## Description of the task
Copy each line below without leaving any out.

## Material for the task
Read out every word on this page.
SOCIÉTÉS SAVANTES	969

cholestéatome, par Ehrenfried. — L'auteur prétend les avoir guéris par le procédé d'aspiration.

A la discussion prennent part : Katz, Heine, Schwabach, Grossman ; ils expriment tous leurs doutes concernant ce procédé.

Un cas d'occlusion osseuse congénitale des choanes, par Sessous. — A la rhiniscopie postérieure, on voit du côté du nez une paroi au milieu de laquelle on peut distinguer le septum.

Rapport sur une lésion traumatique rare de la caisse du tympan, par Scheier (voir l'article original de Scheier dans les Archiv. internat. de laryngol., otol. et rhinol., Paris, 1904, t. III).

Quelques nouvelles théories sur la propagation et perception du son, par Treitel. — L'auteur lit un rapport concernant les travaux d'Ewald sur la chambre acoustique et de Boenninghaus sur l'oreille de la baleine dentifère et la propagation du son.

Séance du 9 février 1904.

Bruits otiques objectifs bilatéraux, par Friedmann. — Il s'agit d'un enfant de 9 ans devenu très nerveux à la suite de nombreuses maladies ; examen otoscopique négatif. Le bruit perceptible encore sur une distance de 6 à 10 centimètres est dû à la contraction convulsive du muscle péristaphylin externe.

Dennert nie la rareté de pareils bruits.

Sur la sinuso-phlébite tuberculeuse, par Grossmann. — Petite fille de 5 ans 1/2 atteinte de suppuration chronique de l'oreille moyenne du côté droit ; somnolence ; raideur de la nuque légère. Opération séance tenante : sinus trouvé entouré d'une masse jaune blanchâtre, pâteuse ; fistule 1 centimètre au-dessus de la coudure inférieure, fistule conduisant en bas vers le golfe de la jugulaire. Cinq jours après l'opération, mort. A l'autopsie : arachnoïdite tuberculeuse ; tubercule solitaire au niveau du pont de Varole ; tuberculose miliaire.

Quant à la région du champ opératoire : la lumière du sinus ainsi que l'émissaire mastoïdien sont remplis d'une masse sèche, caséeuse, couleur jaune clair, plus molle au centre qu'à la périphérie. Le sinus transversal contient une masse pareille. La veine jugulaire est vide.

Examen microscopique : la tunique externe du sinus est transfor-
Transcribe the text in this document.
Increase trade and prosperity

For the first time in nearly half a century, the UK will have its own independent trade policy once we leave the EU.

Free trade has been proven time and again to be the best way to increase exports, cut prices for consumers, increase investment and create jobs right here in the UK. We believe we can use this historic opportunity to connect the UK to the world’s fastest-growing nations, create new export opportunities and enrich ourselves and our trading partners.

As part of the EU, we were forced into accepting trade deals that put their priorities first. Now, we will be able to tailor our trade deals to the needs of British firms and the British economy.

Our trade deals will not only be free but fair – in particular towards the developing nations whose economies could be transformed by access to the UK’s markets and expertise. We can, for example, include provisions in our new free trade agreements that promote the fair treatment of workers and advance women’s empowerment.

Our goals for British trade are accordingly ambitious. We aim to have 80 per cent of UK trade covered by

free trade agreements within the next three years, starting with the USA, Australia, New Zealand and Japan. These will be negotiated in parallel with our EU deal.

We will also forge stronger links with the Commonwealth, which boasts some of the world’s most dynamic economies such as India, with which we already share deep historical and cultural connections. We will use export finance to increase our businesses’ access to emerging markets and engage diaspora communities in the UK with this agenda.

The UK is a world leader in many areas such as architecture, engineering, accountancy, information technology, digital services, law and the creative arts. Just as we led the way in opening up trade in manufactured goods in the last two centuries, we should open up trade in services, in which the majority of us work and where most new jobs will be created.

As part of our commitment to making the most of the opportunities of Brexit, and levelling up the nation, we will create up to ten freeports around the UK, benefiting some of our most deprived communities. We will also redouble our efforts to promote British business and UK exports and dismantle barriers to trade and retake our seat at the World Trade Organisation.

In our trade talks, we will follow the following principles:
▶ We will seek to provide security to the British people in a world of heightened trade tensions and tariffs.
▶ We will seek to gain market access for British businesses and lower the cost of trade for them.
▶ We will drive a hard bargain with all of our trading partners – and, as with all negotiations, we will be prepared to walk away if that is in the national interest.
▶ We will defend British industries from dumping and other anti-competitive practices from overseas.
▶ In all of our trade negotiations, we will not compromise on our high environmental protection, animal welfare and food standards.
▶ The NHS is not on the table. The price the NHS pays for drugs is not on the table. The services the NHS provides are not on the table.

## Response for this exercise
Read out every word on this page.
SOCIÉTÉS SAVANTES	969

cholestéatome, par Ehrenfried. — L'auteur prétend les avoir guéris par le procédé d'aspiration.

A la discussion prennent part : Katz, Heine, Schwabach, Grossman ; ils expriment tous leurs doutes concernant ce procédé.

Un cas d'occlusion osseuse congénitale des choanes, par Sessous. — A la rhiniscopie postérieure, on voit du côté du nez une paroi au milieu de laquelle on peut distinguer le septum.

Rapport sur une lésion traumatique rare de la caisse du tympan, par Scheier (voir l'article original de Scheier dans les Archiv. internat. de laryngol., otol. et rhinol., Paris, 1904, t. III).

Quelques nouvelles théories sur la propagation et perception du son, par Treitel. — L'auteur lit un rapport concernant les travaux d'Ewald sur la chambre acoustique et de Boenninghaus sur l'oreille de la baleine dentifère et la propagation du son.

Séance du 9 février 1904.

Bruits otiques objectifs bilatéraux, par Friedmann. — Il s'agit d'un enfant de 9 ans devenu très nerveux à la suite de nombreuses maladies ; examen otoscopique négatif. Le bruit perceptible encore sur une distance de 6 à 10 centimètres est dû à la contraction convulsive du muscle péristaphylin externe.

Dennert nie la rareté de pareils bruits.

Sur la sinuso-phlébite tuberculeuse, par Grossmann. — Petite fille de 5 ans 1/2 atteinte de suppuration chronique de l'oreille moyenne du côté droit ; somnolence ; raideur de la nuque légère. Opération séance tenante : sinus trouvé entouré d'une masse jaune blanchâtre, pâteuse ; fistule 1 centimètre au-dessus de la coudure inférieure, fistule conduisant en bas vers le golfe de la jugulaire. Cinq jours après l'opération, mort. A l'autopsie : arachnoïdite tuberculeuse ; tubercule solitaire au niveau du pont de Varole ; tuberculose miliaire.

Quant à la région du champ opératoire : la lumière du sinus ainsi que l'émissaire mastoïdien sont remplis d'une masse sèche, caséeuse, couleur jaune clair, plus molle au centre qu'à la périphérie. Le sinus transversal contient une masse pareille. La veine jugulaire est vide.

Examen microscopique : la tunique externe du sinus est transfor-
Transcribe the text in this document.
Increase trade and prosperity

For the first time in nearly half a century, the UK will have its own independent trade policy once we leave the EU.

Free trade has been proven time and again to be the best way to increase exports, cut prices for consumers, increase investment and create jobs right here in the UK. We believe we can use this historic opportunity to connect the UK to the world’s fastest-growing nations, create new export opportunities and enrich ourselves and our trading partners.

As part of the EU, we were forced into accepting trade deals that put their priorities first. Now, we will be able to tailor our trade deals to the needs of British firms and the British economy.

Our trade deals will not only be free but fair – in particular towards the developing nations whose economies could be transformed by access to the UK’s markets and expertise. We can, for example, include provisions in our new free trade agreements that promote the fair treatment of workers and advance women’s empowerment.

Our goals for British trade are accordingly ambitious. We aim to have 80 per cent of UK trade covered by

free trade agreements within the next three years, starting with the USA, Australia, New Zealand and Japan. These will be negotiated in parallel with our EU deal.

We will also forge stronger links with the Commonwealth, which boasts some of the world’s most dynamic economies such as India, with which we already share deep historical and cultural connections. We will use export finance to increase our businesses’ access to emerging markets and engage diaspora communities in the UK with this agenda.

The UK is a world leader in many areas such as architecture, engineering, accountancy, information technology, digital services, law and the creative arts. Just as we led the way in opening up trade in manufactured goods in the last two centuries, we should open up trade in services, in which the majority of us work and where most new jobs will be created.

As part of our commitment to making the most of the opportunities of Brexit, and levelling up the nation, we will create up to ten freeports around the UK, benefiting some of our most deprived communities. We will also redouble our efforts to promote British business and UK exports and dismantle barriers to trade and retake our seat at the World Trade Organisation.

In our trade talks, we will follow the following principles:
▶ We will seek to provide security to the British people in a world of heightened trade tensions and tariffs.
▶ We will seek to gain market access for British businesses and lower the cost of trade for them.
▶ We will drive a hard bargain with all of our trading partners – and, as with all negotiations, we will be prepared to walk away if that is in the national interest.
▶ We will defend British industries from dumping and other anti-competitive practices from overseas.
▶ In all of our trade negotiations, we will not compromise on our high environmental protection, animal welfare and food standards.
▶ The NHS is not on the table. The price the NHS pays for drugs is not on the table. The services the NHS provides are not on the table.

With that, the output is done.